* [Recorded data]:
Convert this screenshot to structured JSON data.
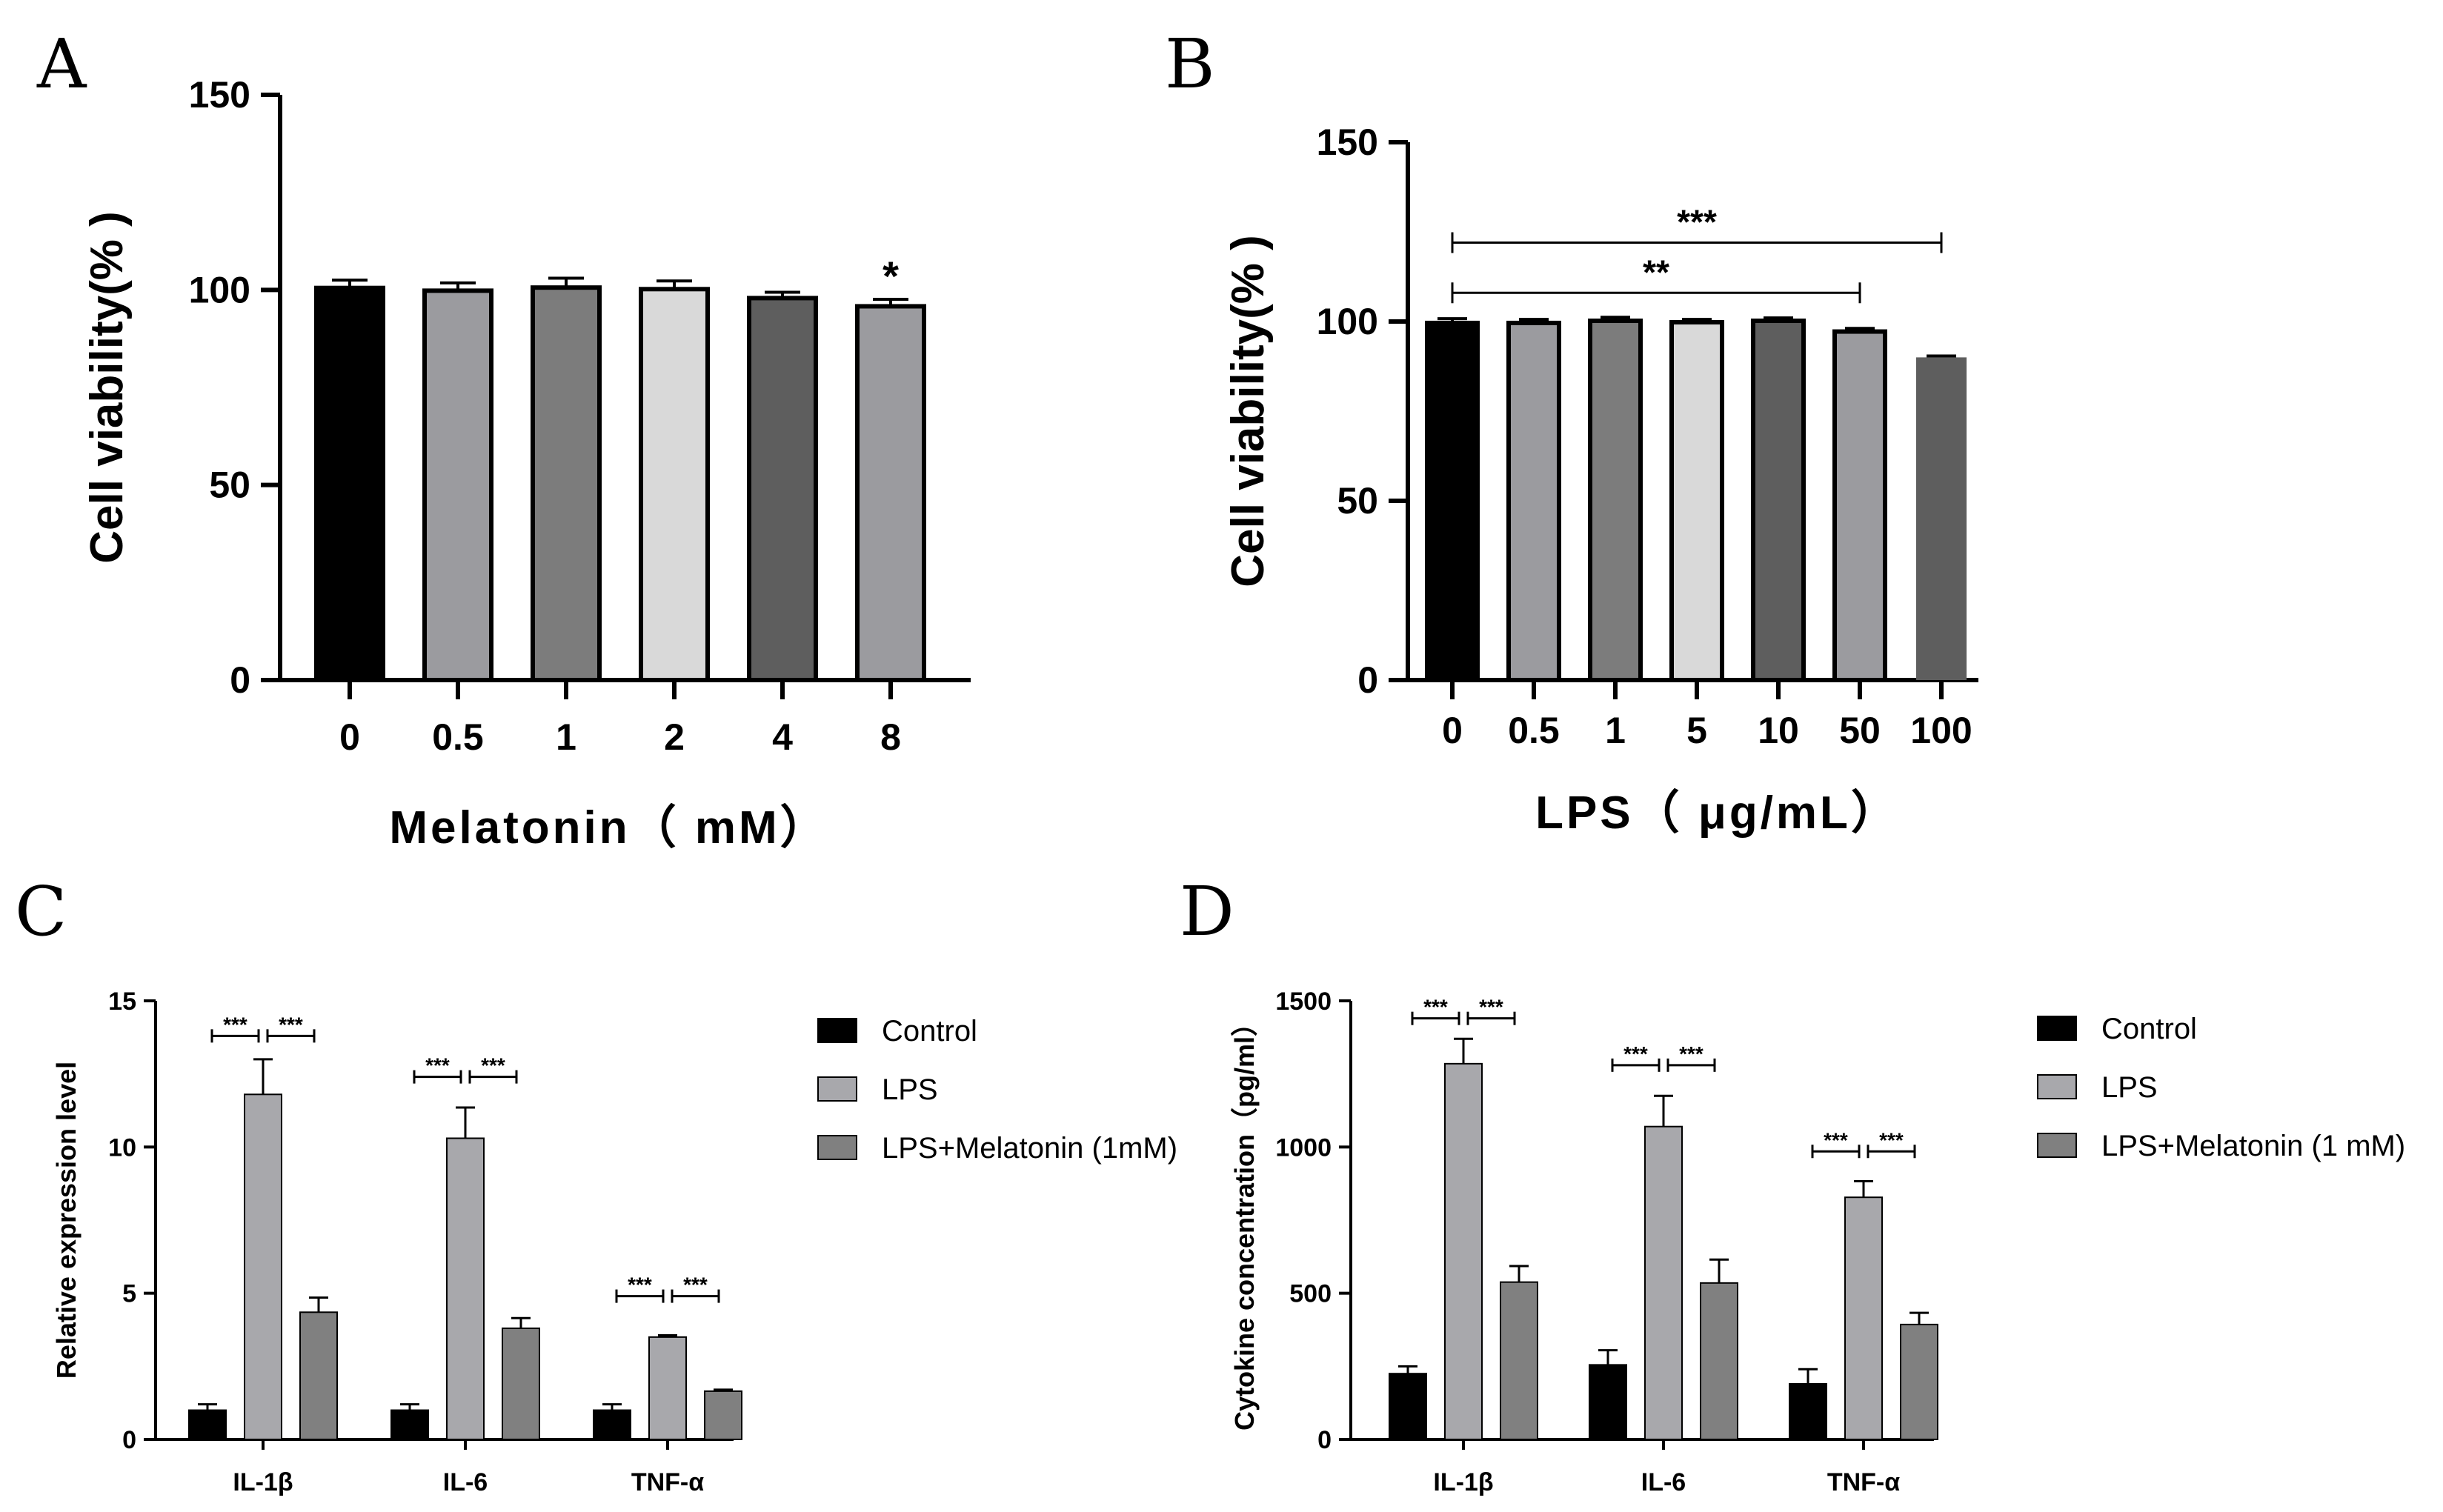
{
  "chart_data": [
    {
      "panel": "A",
      "type": "bar",
      "ylabel": "Cell viability(% )",
      "xlabel": "Melatonin（ mM）",
      "ylim": [
        0,
        150
      ],
      "yticks": [
        0,
        50,
        100,
        150
      ],
      "categories": [
        "0",
        "0.5",
        "1",
        "2",
        "4",
        "8"
      ],
      "values": [
        100.5,
        99.8,
        100.6,
        100.2,
        97.9,
        95.8
      ],
      "errors": [
        2.0,
        2.0,
        2.4,
        2.1,
        1.5,
        1.8
      ],
      "colors": [
        "#000000",
        "#9b9b9f",
        "#7c7c7c",
        "#d9d9d9",
        "#5e5e5e",
        "#9b9b9f"
      ],
      "annotations": [
        {
          "text": "*",
          "category_index": 5
        }
      ]
    },
    {
      "panel": "B",
      "type": "bar",
      "ylabel": "Cell viability(% )",
      "xlabel": "LPS（ μg/mL）",
      "ylim": [
        0,
        150
      ],
      "yticks": [
        0,
        50,
        100,
        150
      ],
      "categories": [
        "0",
        "0.5",
        "1",
        "5",
        "10",
        "50",
        "100"
      ],
      "values": [
        99.6,
        99.6,
        100.2,
        99.8,
        100.2,
        97.2,
        90.0
      ],
      "errors": [
        1.2,
        1.0,
        1.0,
        0.8,
        0.8,
        0.9,
        0.4
      ],
      "colors": [
        "#000000",
        "#9b9b9f",
        "#7c7c7c",
        "#d9d9d9",
        "#5e5e5e",
        "#9b9b9f",
        "#5e5e5e"
      ],
      "brackets": [
        {
          "text": "***",
          "from": 0,
          "to": 6,
          "level": 122
        },
        {
          "text": "**",
          "from": 0,
          "to": 5,
          "level": 108
        }
      ]
    },
    {
      "panel": "C",
      "type": "bar",
      "ylabel": "Relative expression level",
      "ylim": [
        0,
        15
      ],
      "yticks": [
        0,
        5,
        10,
        15
      ],
      "categories": [
        "IL-1β",
        "IL-6",
        "TNF-α"
      ],
      "series": [
        {
          "name": "Control",
          "color": "#000000",
          "values": [
            1.0,
            1.0,
            1.0
          ],
          "errors": [
            0.2,
            0.2,
            0.2
          ]
        },
        {
          "name": "LPS",
          "color": "#a8a8ac",
          "values": [
            11.8,
            10.3,
            3.5
          ],
          "errors": [
            1.2,
            1.05,
            0.06
          ]
        },
        {
          "name": "LPS+Melatonin (1mM)",
          "color": "#808080",
          "values": [
            4.35,
            3.8,
            1.65
          ],
          "errors": [
            0.5,
            0.35,
            0.05
          ]
        }
      ],
      "sig_label": "***",
      "sig_levels": [
        13.8,
        12.4,
        4.9
      ]
    },
    {
      "panel": "D",
      "type": "bar",
      "ylabel": "Cytokine concentration（pg/ml）",
      "ylim": [
        0,
        1500
      ],
      "yticks": [
        0,
        500,
        1000,
        1500
      ],
      "categories": [
        "IL-1β",
        "IL-6",
        "TNF-α"
      ],
      "series": [
        {
          "name": "Control",
          "color": "#000000",
          "values": [
            225,
            255,
            190
          ],
          "errors": [
            25,
            50,
            50
          ]
        },
        {
          "name": "LPS",
          "color": "#a8a8ac",
          "values": [
            1285,
            1070,
            828
          ],
          "errors": [
            85,
            105,
            55
          ]
        },
        {
          "name": "LPS+Melatonin (1 mM)",
          "color": "#808080",
          "values": [
            538,
            535,
            393
          ],
          "errors": [
            55,
            80,
            40
          ]
        }
      ],
      "sig_label": "***",
      "sig_levels": [
        1440,
        1280,
        985
      ]
    }
  ]
}
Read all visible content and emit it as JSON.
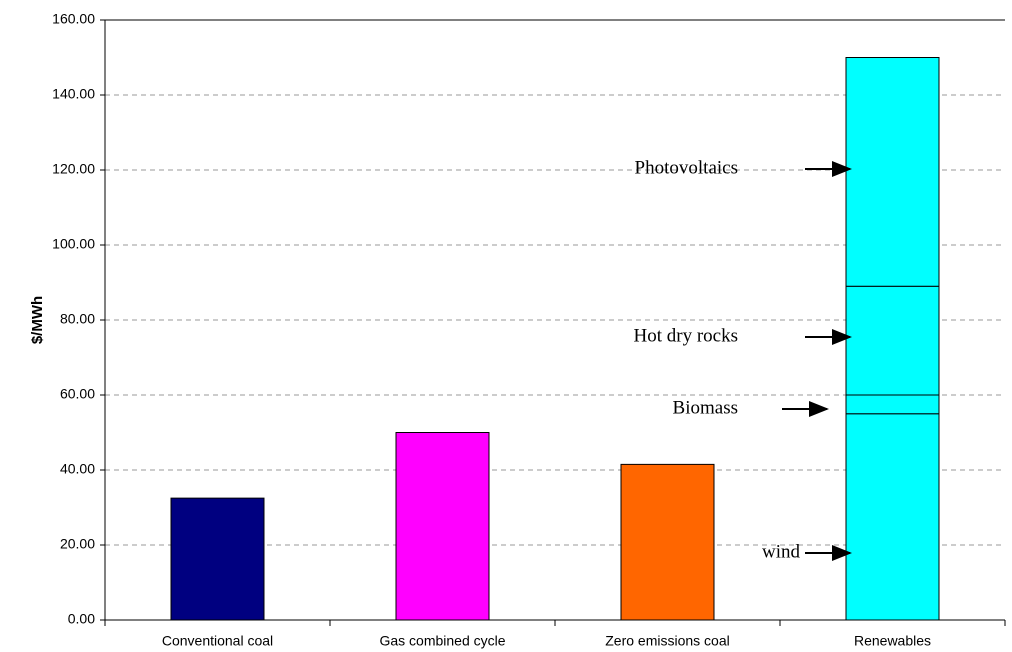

* [What is needed]: The data above should be repeated exactly, minus any pictures.

* [Task solution]:
Convert this screenshot to structured JSON data.
{
  "chart_data": [
    {
      "panel": "A",
      "type": "bar",
      "ylabel": "Cell viability(% )",
      "xlabel": "Melatonin（ mM）",
      "ylim": [
        0,
        150
      ],
      "yticks": [
        0,
        50,
        100,
        150
      ],
      "categories": [
        "0",
        "0.5",
        "1",
        "2",
        "4",
        "8"
      ],
      "values": [
        100.5,
        99.8,
        100.6,
        100.2,
        97.9,
        95.8
      ],
      "errors": [
        2.0,
        2.0,
        2.4,
        2.1,
        1.5,
        1.8
      ],
      "colors": [
        "#000000",
        "#9b9b9f",
        "#7c7c7c",
        "#d9d9d9",
        "#5e5e5e",
        "#9b9b9f"
      ],
      "annotations": [
        {
          "text": "*",
          "category_index": 5
        }
      ]
    },
    {
      "panel": "B",
      "type": "bar",
      "ylabel": "Cell viability(% )",
      "xlabel": "LPS（ μg/mL）",
      "ylim": [
        0,
        150
      ],
      "yticks": [
        0,
        50,
        100,
        150
      ],
      "categories": [
        "0",
        "0.5",
        "1",
        "5",
        "10",
        "50",
        "100"
      ],
      "values": [
        99.6,
        99.6,
        100.2,
        99.8,
        100.2,
        97.2,
        90.0
      ],
      "errors": [
        1.2,
        1.0,
        1.0,
        0.8,
        0.8,
        0.9,
        0.4
      ],
      "colors": [
        "#000000",
        "#9b9b9f",
        "#7c7c7c",
        "#d9d9d9",
        "#5e5e5e",
        "#9b9b9f",
        "#5e5e5e"
      ],
      "brackets": [
        {
          "text": "***",
          "from": 0,
          "to": 6,
          "level": 122
        },
        {
          "text": "**",
          "from": 0,
          "to": 5,
          "level": 108
        }
      ]
    },
    {
      "panel": "C",
      "type": "bar",
      "ylabel": "Relative expression level",
      "ylim": [
        0,
        15
      ],
      "yticks": [
        0,
        5,
        10,
        15
      ],
      "categories": [
        "IL-1β",
        "IL-6",
        "TNF-α"
      ],
      "series": [
        {
          "name": "Control",
          "color": "#000000",
          "values": [
            1.0,
            1.0,
            1.0
          ],
          "errors": [
            0.2,
            0.2,
            0.2
          ]
        },
        {
          "name": "LPS",
          "color": "#a8a8ac",
          "values": [
            11.8,
            10.3,
            3.5
          ],
          "errors": [
            1.2,
            1.05,
            0.06
          ]
        },
        {
          "name": "LPS+Melatonin (1mM)",
          "color": "#808080",
          "values": [
            4.35,
            3.8,
            1.65
          ],
          "errors": [
            0.5,
            0.35,
            0.05
          ]
        }
      ],
      "sig_label": "***",
      "sig_levels": [
        13.8,
        12.4,
        4.9
      ]
    },
    {
      "panel": "D",
      "type": "bar",
      "ylabel": "Cytokine concentration（pg/ml）",
      "ylim": [
        0,
        1500
      ],
      "yticks": [
        0,
        500,
        1000,
        1500
      ],
      "categories": [
        "IL-1β",
        "IL-6",
        "TNF-α"
      ],
      "series": [
        {
          "name": "Control",
          "color": "#000000",
          "values": [
            225,
            255,
            190
          ],
          "errors": [
            25,
            50,
            50
          ]
        },
        {
          "name": "LPS",
          "color": "#a8a8ac",
          "values": [
            1285,
            1070,
            828
          ],
          "errors": [
            85,
            105,
            55
          ]
        },
        {
          "name": "LPS+Melatonin (1 mM)",
          "color": "#808080",
          "values": [
            538,
            535,
            393
          ],
          "errors": [
            55,
            80,
            40
          ]
        }
      ],
      "sig_label": "***",
      "sig_levels": [
        1440,
        1280,
        985
      ]
    }
  ]
}
Read all visible content and emit it as JSON.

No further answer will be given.